Task statement | Reproduce the listing below line for line, keeping every character unchanged.

>> START

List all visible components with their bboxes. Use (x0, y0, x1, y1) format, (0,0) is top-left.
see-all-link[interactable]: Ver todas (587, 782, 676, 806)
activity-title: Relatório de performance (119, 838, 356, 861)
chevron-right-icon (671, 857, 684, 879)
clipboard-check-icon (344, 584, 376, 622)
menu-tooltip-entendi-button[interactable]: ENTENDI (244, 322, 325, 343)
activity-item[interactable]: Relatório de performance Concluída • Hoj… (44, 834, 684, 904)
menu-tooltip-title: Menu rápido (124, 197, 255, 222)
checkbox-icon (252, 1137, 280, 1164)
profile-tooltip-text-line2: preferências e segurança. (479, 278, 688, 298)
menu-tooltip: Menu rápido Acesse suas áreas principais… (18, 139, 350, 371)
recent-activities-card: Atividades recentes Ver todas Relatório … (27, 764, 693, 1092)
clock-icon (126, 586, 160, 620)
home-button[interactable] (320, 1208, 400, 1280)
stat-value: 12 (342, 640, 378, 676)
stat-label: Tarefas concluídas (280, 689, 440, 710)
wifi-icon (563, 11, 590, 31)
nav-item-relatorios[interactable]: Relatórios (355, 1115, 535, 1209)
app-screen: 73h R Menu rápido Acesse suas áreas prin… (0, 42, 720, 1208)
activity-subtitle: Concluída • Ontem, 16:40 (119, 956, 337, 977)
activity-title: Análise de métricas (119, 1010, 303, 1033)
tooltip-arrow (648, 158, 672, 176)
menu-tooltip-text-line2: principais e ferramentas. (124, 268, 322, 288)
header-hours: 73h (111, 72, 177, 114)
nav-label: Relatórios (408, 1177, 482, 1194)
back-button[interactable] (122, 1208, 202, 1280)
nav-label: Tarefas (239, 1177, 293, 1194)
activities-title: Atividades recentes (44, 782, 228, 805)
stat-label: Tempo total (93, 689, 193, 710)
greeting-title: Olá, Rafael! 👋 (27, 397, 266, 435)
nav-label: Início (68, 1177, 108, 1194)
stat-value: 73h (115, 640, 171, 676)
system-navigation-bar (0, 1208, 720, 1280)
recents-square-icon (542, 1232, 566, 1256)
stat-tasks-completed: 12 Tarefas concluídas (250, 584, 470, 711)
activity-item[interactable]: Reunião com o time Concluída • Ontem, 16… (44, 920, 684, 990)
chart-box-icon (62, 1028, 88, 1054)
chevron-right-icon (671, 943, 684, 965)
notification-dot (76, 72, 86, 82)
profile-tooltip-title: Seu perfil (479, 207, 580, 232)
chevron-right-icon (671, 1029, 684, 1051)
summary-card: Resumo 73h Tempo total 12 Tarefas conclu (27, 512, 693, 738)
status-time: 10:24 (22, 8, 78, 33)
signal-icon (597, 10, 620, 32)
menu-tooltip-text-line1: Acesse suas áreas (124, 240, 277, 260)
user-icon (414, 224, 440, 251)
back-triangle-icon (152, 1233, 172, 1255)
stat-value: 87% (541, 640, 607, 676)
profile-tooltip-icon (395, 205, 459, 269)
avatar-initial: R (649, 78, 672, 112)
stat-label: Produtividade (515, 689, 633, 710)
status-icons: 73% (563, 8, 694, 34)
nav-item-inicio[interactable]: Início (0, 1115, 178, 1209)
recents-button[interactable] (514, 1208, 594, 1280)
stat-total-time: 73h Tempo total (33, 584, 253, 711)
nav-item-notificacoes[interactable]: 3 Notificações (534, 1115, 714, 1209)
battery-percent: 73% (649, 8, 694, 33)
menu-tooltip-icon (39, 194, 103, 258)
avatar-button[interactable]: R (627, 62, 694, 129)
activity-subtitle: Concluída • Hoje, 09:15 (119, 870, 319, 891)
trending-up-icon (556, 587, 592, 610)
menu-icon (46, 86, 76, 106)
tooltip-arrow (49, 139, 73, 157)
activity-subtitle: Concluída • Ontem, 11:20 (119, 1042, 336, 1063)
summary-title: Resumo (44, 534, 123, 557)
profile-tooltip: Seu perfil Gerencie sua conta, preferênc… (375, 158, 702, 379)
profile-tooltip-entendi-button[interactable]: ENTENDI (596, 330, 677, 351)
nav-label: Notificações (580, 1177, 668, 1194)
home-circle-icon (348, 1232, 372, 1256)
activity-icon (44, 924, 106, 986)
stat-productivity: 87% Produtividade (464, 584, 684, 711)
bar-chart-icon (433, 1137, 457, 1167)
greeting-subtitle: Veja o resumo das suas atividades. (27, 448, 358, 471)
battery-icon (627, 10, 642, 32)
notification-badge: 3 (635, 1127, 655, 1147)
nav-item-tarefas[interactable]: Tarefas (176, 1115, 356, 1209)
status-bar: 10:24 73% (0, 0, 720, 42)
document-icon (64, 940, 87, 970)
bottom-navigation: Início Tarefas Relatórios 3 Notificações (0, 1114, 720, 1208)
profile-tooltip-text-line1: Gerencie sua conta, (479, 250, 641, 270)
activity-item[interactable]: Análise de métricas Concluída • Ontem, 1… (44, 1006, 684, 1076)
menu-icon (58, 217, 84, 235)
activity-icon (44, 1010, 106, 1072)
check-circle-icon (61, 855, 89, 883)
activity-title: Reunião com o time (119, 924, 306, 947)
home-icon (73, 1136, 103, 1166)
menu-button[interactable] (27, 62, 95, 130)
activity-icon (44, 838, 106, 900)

>> END

Full solution |
List all visible components with their bboxes. Use (x0, y0, x1, y1) format, (0,0) is top-left.
see-all-link[interactable]: Ver todas (587, 782, 676, 806)
activity-title: Relatório de performance (119, 838, 356, 861)
chevron-right-icon (671, 857, 684, 879)
clipboard-check-icon (344, 584, 376, 622)
menu-tooltip-entendi-button[interactable]: ENTENDI (244, 322, 325, 343)
activity-item[interactable]: Relatório de performance Concluída • Hoj… (44, 834, 684, 904)
menu-tooltip-title: Menu rápido (124, 197, 255, 222)
checkbox-icon (252, 1137, 280, 1164)
profile-tooltip-text-line2: preferências e segurança. (479, 278, 688, 298)
menu-tooltip: Menu rápido Acesse suas áreas principais… (18, 139, 350, 371)
recent-activities-card: Atividades recentes Ver todas Relatório … (27, 764, 693, 1092)
clock-icon (126, 586, 160, 620)
home-button[interactable] (320, 1208, 400, 1280)
stat-value: 12 (342, 640, 378, 676)
stat-label: Tarefas concluídas (280, 689, 440, 710)
wifi-icon (563, 11, 590, 31)
nav-item-relatorios[interactable]: Relatórios (355, 1115, 535, 1209)
app-screen: 73h R Menu rápido Acesse suas áreas prin… (0, 42, 720, 1208)
activity-subtitle: Concluída • Ontem, 16:40 (119, 956, 337, 977)
activity-title: Análise de métricas (119, 1010, 303, 1033)
tooltip-arrow (648, 158, 672, 176)
menu-tooltip-text-line2: principais e ferramentas. (124, 268, 322, 288)
header-hours: 73h (111, 72, 177, 114)
nav-label: Relatórios (408, 1177, 482, 1194)
back-button[interactable] (122, 1208, 202, 1280)
nav-label: Tarefas (239, 1177, 293, 1194)
activities-title: Atividades recentes (44, 782, 228, 805)
stat-label: Tempo total (93, 689, 193, 710)
greeting-title: Olá, Rafael! 👋 (27, 397, 266, 435)
nav-label: Início (68, 1177, 108, 1194)
stat-value: 73h (115, 640, 171, 676)
system-navigation-bar (0, 1208, 720, 1280)
recents-square-icon (542, 1232, 566, 1256)
stat-tasks-completed: 12 Tarefas concluídas (250, 584, 470, 711)
activity-item[interactable]: Reunião com o time Concluída • Ontem, 16… (44, 920, 684, 990)
chart-box-icon (62, 1028, 88, 1054)
chevron-right-icon (671, 943, 684, 965)
notification-dot (76, 72, 86, 82)
profile-tooltip-title: Seu perfil (479, 207, 580, 232)
chevron-right-icon (671, 1029, 684, 1051)
summary-card: Resumo 73h Tempo total 12 Tarefas conclu (27, 512, 693, 738)
status-time: 10:24 (22, 8, 78, 33)
signal-icon (597, 10, 620, 32)
menu-tooltip-text-line1: Acesse suas áreas (124, 240, 277, 260)
user-icon (414, 224, 440, 251)
back-triangle-icon (152, 1233, 172, 1255)
stat-value: 87% (541, 640, 607, 676)
profile-tooltip-icon (395, 205, 459, 269)
avatar-initial: R (649, 78, 672, 112)
stat-label: Produtividade (515, 689, 633, 710)
status-icons: 73% (563, 8, 694, 34)
nav-item-inicio[interactable]: Início (0, 1115, 178, 1209)
recents-button[interactable] (514, 1208, 594, 1280)
stat-total-time: 73h Tempo total (33, 584, 253, 711)
nav-item-notificacoes[interactable]: 3 Notificações (534, 1115, 714, 1209)
battery-percent: 73% (649, 8, 694, 33)
menu-tooltip-icon (39, 194, 103, 258)
avatar-button[interactable]: R (627, 62, 694, 129)
activity-subtitle: Concluída • Hoje, 09:15 (119, 870, 319, 891)
trending-up-icon (556, 587, 592, 610)
menu-icon (46, 86, 76, 106)
tooltip-arrow (49, 139, 73, 157)
activity-subtitle: Concluída • Ontem, 11:20 (119, 1042, 336, 1063)
summary-title: Resumo (44, 534, 123, 557)
profile-tooltip: Seu perfil Gerencie sua conta, preferênc… (375, 158, 702, 379)
profile-tooltip-entendi-button[interactable]: ENTENDI (596, 330, 677, 351)
nav-label: Notificações (580, 1177, 668, 1194)
home-circle-icon (348, 1232, 372, 1256)
activity-icon (44, 924, 106, 986)
stat-productivity: 87% Produtividade (464, 584, 684, 711)
bar-chart-icon (433, 1137, 457, 1167)
greeting-subtitle: Veja o resumo das suas atividades. (27, 448, 358, 471)
battery-icon (627, 10, 642, 32)
notification-badge: 3 (635, 1127, 655, 1147)
nav-item-tarefas[interactable]: Tarefas (176, 1115, 356, 1209)
status-bar: 10:24 73% (0, 0, 720, 42)
document-icon (64, 940, 87, 970)
bottom-navigation: Início Tarefas Relatórios 3 Notificações (0, 1114, 720, 1208)
profile-tooltip-text-line1: Gerencie sua conta, (479, 250, 641, 270)
activity-item[interactable]: Análise de métricas Concluída • Ontem, 1… (44, 1006, 684, 1076)
menu-icon (58, 217, 84, 235)
activity-icon (44, 1010, 106, 1072)
check-circle-icon (61, 855, 89, 883)
activity-title: Reunião com o time (119, 924, 306, 947)
home-icon (73, 1136, 103, 1166)
menu-button[interactable] (27, 62, 95, 130)
activity-icon (44, 838, 106, 900)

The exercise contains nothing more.